Some records>
--------------------------------

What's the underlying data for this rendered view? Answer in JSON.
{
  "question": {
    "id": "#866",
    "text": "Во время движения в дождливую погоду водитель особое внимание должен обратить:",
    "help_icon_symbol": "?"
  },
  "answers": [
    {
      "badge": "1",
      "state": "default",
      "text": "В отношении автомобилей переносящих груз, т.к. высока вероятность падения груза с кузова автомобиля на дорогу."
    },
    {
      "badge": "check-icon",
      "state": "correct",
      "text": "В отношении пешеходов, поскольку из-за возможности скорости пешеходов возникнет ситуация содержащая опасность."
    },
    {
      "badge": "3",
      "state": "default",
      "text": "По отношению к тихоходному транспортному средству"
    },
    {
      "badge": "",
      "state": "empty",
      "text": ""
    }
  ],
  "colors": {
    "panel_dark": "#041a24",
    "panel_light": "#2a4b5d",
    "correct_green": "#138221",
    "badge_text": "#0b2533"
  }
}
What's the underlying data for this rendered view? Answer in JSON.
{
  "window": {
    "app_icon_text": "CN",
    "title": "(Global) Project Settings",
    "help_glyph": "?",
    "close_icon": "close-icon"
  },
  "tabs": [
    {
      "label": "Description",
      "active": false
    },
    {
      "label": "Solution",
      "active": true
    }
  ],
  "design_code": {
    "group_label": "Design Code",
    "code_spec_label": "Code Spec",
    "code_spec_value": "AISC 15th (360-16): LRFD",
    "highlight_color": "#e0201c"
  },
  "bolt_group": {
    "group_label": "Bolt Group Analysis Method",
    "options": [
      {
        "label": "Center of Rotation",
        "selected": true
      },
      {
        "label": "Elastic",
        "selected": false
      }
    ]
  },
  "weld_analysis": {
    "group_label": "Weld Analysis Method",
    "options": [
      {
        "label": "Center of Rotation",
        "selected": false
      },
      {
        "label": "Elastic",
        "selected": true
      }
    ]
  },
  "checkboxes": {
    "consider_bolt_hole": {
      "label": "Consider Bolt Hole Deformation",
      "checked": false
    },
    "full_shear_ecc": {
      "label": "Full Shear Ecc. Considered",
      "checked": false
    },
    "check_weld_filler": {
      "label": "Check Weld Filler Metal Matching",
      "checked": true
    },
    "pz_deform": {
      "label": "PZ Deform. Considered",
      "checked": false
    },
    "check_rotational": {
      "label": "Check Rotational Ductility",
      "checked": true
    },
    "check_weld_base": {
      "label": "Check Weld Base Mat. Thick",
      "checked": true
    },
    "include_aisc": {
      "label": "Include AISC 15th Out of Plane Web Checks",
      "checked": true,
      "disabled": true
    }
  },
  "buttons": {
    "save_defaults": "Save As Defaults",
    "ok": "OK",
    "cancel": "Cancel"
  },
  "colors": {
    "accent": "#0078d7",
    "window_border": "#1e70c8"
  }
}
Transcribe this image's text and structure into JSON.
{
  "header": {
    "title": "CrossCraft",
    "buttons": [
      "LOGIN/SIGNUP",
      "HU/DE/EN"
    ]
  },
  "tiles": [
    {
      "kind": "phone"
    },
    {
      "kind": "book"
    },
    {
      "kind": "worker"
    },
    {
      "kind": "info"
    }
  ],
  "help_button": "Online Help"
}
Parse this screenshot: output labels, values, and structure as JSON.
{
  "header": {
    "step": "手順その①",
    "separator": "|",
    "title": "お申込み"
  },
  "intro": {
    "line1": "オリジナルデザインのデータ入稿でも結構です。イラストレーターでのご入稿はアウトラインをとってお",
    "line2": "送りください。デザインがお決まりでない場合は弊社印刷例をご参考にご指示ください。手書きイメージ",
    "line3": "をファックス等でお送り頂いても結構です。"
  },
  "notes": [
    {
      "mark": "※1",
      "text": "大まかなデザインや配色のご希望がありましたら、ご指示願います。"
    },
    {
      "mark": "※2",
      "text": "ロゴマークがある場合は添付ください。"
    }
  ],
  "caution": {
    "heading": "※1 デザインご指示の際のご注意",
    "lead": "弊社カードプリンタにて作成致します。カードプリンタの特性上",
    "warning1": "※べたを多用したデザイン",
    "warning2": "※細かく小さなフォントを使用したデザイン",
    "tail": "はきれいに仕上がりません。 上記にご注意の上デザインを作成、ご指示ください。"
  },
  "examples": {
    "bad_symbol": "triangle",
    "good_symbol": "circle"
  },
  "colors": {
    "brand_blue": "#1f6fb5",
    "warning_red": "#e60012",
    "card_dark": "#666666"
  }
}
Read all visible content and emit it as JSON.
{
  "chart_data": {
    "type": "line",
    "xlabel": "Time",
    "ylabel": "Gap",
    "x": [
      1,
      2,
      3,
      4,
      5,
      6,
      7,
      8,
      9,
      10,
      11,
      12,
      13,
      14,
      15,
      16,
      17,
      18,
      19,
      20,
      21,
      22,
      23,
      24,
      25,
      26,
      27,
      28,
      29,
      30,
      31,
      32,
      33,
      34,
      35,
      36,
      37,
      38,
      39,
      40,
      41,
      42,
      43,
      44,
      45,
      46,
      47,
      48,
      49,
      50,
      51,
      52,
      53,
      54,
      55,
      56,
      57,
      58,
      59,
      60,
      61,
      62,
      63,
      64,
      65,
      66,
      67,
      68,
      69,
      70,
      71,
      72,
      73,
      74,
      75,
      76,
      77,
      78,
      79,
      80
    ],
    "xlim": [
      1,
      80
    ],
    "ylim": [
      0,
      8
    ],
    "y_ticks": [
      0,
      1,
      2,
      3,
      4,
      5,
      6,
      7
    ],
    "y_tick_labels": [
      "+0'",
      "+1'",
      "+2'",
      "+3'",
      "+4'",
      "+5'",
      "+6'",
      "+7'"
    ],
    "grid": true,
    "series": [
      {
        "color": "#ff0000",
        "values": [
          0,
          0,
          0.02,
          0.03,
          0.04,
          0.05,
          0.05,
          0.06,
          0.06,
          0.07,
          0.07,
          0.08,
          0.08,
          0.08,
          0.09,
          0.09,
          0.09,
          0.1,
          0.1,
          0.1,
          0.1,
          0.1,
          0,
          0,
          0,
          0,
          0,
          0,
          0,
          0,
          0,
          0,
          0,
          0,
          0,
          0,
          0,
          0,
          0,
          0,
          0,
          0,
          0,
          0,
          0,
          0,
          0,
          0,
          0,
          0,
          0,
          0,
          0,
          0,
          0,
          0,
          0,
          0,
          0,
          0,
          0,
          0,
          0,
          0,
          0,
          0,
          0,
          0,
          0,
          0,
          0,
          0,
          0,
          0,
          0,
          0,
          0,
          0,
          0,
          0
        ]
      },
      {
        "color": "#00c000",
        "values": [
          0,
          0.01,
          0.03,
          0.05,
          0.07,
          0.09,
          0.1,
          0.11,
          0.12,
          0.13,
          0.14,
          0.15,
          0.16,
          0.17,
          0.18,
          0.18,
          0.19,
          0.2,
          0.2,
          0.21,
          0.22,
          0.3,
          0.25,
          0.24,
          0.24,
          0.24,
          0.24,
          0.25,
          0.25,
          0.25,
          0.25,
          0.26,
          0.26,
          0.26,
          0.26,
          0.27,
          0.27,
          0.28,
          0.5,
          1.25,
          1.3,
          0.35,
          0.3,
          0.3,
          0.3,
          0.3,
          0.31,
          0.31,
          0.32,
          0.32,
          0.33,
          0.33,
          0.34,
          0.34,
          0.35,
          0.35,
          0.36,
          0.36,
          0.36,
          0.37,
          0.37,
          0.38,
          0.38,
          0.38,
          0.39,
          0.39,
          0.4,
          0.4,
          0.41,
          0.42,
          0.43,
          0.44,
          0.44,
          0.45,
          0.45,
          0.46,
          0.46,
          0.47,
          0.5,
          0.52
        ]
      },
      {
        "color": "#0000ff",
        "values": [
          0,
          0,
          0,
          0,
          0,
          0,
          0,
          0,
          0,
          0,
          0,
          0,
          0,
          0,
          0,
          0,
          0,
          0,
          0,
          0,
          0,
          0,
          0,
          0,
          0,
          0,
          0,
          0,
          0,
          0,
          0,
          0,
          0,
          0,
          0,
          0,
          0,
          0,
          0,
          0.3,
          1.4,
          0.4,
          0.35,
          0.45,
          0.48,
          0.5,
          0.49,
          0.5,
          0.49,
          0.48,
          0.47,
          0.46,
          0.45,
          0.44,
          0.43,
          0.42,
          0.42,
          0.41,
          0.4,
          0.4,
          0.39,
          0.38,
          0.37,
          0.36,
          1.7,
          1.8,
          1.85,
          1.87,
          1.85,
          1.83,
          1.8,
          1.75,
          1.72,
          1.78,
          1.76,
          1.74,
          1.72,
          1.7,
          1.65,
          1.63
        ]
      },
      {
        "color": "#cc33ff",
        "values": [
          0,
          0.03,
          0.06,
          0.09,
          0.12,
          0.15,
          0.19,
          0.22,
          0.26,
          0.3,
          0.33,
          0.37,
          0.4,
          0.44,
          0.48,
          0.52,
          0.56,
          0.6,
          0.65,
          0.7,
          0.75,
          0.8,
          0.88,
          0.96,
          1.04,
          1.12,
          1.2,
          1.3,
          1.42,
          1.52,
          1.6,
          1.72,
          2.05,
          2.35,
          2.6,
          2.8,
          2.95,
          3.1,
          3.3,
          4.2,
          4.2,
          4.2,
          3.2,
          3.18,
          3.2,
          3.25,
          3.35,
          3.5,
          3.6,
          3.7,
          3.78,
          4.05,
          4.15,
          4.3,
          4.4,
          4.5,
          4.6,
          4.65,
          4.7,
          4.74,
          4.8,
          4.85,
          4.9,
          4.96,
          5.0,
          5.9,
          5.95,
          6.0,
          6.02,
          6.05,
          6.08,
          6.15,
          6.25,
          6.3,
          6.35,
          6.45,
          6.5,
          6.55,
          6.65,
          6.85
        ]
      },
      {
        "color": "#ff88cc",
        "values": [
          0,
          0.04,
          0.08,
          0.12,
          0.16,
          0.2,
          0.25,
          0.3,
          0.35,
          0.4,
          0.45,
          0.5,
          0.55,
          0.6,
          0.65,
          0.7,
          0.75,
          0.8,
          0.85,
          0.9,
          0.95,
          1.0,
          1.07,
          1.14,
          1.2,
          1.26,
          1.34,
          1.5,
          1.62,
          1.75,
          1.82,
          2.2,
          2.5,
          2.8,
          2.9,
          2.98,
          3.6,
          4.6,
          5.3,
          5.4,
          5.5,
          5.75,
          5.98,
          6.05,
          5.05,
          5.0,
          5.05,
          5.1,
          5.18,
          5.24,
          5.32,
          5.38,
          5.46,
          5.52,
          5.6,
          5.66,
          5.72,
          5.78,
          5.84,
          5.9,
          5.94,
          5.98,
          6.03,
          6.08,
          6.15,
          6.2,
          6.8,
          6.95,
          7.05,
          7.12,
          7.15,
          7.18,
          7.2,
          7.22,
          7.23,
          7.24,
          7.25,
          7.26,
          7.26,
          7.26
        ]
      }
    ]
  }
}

--------------------------------

CHALLENGE>
Return all the lines that contain the string "JSON".

THE ANSWER>
What's the underlying data for this rendered view? Answer in JSON.
What's the underlying data for this rendered view? Answer in JSON.
Transcribe this image's text and structure into JSON.
Parse this screenshot: output labels, values, and structure as JSON.
Read all visible content and emit it as JSON.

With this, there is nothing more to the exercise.